# Written task
Set down all of the data exactly as it appears.

# Given records

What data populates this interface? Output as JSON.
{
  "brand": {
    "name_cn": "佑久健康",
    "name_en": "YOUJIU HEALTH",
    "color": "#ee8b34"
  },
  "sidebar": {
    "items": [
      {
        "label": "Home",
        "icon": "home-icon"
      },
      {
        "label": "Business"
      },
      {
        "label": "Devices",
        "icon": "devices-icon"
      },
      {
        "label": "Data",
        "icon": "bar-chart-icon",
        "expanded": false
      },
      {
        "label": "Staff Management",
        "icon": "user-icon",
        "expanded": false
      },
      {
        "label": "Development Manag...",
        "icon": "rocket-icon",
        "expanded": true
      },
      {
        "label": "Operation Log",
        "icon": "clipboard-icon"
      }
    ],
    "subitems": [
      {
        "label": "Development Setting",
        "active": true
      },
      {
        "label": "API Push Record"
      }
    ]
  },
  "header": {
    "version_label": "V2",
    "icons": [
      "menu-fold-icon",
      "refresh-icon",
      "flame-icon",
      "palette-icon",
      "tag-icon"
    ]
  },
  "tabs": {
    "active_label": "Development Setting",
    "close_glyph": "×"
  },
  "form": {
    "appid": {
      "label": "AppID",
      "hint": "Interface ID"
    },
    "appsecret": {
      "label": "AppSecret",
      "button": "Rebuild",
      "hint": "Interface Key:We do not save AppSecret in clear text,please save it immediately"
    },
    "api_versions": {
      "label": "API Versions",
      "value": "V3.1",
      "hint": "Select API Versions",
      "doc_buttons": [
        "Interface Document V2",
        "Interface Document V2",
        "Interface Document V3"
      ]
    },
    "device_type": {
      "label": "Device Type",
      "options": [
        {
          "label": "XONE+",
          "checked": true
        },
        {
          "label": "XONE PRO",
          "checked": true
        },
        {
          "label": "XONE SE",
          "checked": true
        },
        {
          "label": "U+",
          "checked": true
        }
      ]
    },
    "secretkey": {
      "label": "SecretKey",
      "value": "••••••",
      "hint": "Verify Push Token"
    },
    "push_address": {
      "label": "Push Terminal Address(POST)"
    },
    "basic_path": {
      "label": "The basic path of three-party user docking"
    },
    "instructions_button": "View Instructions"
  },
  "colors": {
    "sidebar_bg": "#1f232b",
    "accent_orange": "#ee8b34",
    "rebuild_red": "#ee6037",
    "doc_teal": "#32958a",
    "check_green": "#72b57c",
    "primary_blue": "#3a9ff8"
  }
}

# Result of this task
What data populates this interface? Output as JSON.
{
  "brand": {
    "name_cn": "佑久健康",
    "name_en": "YOUJIU HEALTH",
    "color": "#ee8b34"
  },
  "sidebar": {
    "items": [
      {
        "label": "Home",
        "icon": "home-icon"
      },
      {
        "label": "Business"
      },
      {
        "label": "Devices",
        "icon": "devices-icon"
      },
      {
        "label": "Data",
        "icon": "bar-chart-icon",
        "expanded": false
      },
      {
        "label": "Staff Management",
        "icon": "user-icon",
        "expanded": false
      },
      {
        "label": "Development Manag...",
        "icon": "rocket-icon",
        "expanded": true
      },
      {
        "label": "Operation Log",
        "icon": "clipboard-icon"
      }
    ],
    "subitems": [
      {
        "label": "Development Setting",
        "active": true
      },
      {
        "label": "API Push Record"
      }
    ]
  },
  "header": {
    "version_label": "V2",
    "icons": [
      "menu-fold-icon",
      "refresh-icon",
      "flame-icon",
      "palette-icon",
      "tag-icon"
    ]
  },
  "tabs": {
    "active_label": "Development Setting",
    "close_glyph": "×"
  },
  "form": {
    "appid": {
      "label": "AppID",
      "hint": "Interface ID"
    },
    "appsecret": {
      "label": "AppSecret",
      "button": "Rebuild",
      "hint": "Interface Key:We do not save AppSecret in clear text,please save it immediately"
    },
    "api_versions": {
      "label": "API Versions",
      "value": "V3.1",
      "hint": "Select API Versions",
      "doc_buttons": [
        "Interface Document V2",
        "Interface Document V2",
        "Interface Document V3"
      ]
    },
    "device_type": {
      "label": "Device Type",
      "options": [
        {
          "label": "XONE+",
          "checked": true
        },
        {
          "label": "XONE PRO",
          "checked": true
        },
        {
          "label": "XONE SE",
          "checked": true
        },
        {
          "label": "U+",
          "checked": true
        }
      ]
    },
    "secretkey": {
      "label": "SecretKey",
      "value": "••••••",
      "hint": "Verify Push Token"
    },
    "push_address": {
      "label": "Push Terminal Address(POST)"
    },
    "basic_path": {
      "label": "The basic path of three-party user docking"
    },
    "instructions_button": "View Instructions"
  },
  "colors": {
    "sidebar_bg": "#1f232b",
    "accent_orange": "#ee8b34",
    "rebuild_red": "#ee6037",
    "doc_teal": "#32958a",
    "check_green": "#72b57c",
    "primary_blue": "#3a9ff8"
  }
}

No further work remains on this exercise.